=== DOCUMENT TEXT ===
Le'Veon Moss

No. 37
- Position: Running back

Personal information
- Born: November 15, 2002 (age 23)
- Listed height: 5 ft 11 in (1.80 m)
- Listed weight: 211 lb (96 kg)

Career information
- High school: Istrouma (Baton Rouge, Louisiana)
- College: Texas A&M (2022–2025);
- NFL draft: 2026: undrafted

Career history
- Miami Dolphins (2026)*;
- * Offseason or practice squad member only

Awards and highlights
- Second-team All-SEC (2024);
- Stats at Pro Football Reference

= Le'Veon Moss =

American football player (born 2002)

Le'Veon Moss (born November 15, 2002) is an American former professional football running back. He played college football for the Texas A&M Aggies and was signed by the Miami Dolphins as an undrafted free agent in 2026. Four days after being signed by the Dolphins, he retired from his football career.

==Early life==
Moss attended Istrouma High School in Baton Rouge, Louisiana. During his high school career he had 1,754 rushing yards with 23 touchdowns. Moss was selected to play in the 2022 Under Armour All-American. He originally committed to play college football at the University of Alabama before switching to Texas A&M University.

=== Labeled region lines ===
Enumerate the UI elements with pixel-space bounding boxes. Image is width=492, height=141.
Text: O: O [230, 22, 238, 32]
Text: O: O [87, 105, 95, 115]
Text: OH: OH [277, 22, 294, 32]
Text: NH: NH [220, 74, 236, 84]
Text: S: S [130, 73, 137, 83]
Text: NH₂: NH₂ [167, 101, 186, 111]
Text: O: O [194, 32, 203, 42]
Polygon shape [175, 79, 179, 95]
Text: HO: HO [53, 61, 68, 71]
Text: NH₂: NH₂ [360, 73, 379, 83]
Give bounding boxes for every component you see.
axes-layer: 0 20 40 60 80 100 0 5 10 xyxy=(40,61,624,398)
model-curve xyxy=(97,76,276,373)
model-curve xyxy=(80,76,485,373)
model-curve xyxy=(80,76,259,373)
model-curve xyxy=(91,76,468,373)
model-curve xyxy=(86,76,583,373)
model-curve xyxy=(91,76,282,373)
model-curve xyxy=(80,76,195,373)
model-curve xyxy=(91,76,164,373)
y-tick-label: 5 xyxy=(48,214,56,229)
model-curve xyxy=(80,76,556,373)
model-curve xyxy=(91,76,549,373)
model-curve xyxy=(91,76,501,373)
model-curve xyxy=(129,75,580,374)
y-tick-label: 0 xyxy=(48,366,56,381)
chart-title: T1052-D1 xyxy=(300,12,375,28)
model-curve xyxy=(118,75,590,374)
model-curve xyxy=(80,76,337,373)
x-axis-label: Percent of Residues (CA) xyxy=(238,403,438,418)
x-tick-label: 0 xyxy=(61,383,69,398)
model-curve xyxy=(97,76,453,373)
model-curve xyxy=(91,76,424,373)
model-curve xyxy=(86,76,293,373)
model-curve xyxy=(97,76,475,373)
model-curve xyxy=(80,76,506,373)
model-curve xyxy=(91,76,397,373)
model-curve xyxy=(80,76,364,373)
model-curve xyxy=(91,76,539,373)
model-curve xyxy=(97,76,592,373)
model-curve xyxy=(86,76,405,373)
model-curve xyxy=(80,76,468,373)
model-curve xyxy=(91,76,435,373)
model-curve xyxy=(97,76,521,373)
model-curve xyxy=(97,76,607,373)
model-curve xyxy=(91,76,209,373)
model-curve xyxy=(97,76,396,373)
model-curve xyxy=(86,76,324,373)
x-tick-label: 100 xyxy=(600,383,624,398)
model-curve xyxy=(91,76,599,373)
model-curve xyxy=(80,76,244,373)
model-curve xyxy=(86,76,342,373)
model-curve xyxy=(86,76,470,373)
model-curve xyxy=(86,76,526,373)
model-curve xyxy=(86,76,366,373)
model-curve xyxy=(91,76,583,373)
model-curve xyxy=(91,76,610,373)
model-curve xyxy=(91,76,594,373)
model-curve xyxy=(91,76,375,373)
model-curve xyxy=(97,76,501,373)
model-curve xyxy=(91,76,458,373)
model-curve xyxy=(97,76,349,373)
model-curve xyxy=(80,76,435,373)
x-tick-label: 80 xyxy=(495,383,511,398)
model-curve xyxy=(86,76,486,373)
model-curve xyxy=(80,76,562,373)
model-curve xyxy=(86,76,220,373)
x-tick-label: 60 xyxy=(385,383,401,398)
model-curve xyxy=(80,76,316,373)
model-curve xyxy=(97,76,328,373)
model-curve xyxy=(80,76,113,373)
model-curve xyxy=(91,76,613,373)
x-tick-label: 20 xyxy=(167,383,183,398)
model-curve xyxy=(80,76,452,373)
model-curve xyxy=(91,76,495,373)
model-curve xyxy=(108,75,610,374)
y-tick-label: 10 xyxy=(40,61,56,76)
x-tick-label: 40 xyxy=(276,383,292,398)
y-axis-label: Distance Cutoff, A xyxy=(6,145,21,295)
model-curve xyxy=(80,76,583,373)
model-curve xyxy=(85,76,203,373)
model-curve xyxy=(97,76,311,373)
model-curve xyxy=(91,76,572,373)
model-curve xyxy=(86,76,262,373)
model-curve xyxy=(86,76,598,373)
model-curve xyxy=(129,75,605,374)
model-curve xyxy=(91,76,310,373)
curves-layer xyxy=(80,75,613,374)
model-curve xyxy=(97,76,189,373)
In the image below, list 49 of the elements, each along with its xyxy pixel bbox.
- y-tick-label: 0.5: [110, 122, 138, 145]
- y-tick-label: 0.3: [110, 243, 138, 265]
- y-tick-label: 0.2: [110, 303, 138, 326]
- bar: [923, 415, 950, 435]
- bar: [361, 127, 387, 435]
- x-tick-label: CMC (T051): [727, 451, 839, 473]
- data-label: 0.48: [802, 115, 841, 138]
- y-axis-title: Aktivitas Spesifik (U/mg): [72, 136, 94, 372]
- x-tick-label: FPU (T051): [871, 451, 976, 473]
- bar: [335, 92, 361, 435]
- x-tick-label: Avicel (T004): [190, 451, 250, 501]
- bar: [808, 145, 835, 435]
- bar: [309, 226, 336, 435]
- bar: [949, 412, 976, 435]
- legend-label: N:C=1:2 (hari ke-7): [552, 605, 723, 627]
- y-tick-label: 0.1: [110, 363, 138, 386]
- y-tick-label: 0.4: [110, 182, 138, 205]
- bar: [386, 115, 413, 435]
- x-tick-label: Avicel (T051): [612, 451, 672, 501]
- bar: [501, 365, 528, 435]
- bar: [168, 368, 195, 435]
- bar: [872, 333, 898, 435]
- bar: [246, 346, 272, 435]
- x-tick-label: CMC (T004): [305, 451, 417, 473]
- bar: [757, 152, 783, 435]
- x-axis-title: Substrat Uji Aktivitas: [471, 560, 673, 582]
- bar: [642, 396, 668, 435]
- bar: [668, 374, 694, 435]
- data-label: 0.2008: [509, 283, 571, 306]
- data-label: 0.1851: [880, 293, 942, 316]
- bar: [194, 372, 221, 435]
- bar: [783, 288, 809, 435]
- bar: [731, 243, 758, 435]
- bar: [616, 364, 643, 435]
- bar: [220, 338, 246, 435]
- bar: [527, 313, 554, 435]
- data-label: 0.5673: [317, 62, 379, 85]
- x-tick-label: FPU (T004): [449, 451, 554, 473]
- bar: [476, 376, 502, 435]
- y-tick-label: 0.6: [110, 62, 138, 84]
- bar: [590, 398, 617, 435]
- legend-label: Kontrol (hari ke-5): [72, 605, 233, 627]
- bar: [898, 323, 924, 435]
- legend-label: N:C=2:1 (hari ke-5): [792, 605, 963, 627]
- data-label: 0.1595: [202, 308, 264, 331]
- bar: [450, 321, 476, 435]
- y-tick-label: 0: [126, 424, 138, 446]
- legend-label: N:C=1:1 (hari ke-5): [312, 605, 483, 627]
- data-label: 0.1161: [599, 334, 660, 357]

=== PARTS OF THE EXERCISE ===
1 - In the Le'Veon Moss profile, how many days after signing with the Miami Dolphins did he retire?
2 - Please retype the stretch of the Le'Veon Moss profile from "American football player" through "his football career.".

=== OUTPUTS ===
1 - Four days.

2 -
American football player (born 2002)

Le'Veon Moss (born November 15, 2002) is an American former professional football running back. He played college football for the Texas A&M Aggies and was signed by the Miami Dolphins as an undrafted free agent in 2026. Four days after being signed by the Dolphins, he retired from his football career.